JOB: Using the listing below, please gather every line containing the word "mạng".

[start]

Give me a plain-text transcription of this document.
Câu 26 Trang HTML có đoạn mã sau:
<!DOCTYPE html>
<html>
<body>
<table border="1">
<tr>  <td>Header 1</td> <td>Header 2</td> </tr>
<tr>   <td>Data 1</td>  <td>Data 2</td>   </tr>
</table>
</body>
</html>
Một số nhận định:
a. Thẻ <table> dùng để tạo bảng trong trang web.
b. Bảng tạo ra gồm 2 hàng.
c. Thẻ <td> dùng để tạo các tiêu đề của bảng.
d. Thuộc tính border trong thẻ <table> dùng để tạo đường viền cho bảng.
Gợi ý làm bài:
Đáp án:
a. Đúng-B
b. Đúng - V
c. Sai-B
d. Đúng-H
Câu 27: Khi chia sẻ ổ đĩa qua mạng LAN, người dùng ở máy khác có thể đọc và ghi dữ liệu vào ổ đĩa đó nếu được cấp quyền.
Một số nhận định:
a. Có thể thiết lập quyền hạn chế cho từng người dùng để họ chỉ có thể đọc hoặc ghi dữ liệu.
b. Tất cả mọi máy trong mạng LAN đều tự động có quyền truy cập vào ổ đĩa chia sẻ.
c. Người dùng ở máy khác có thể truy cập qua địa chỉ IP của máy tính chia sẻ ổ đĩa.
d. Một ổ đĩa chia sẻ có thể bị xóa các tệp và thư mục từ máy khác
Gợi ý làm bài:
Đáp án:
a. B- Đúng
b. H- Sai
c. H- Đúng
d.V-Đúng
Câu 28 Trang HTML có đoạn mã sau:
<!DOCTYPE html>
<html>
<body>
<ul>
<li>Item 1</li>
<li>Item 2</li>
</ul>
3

[end]

RESPONSE TO THE EXERCISE:
Câu 27: Khi chia sẻ ổ đĩa qua mạng LAN, người dùng ở máy khác có thể đọc và ghi dữ liệu vào ổ đĩa đó nếu được cấp quyền.
b. Tất cả mọi máy trong mạng LAN đều tự động có quyền truy cập vào ổ đĩa chia sẻ.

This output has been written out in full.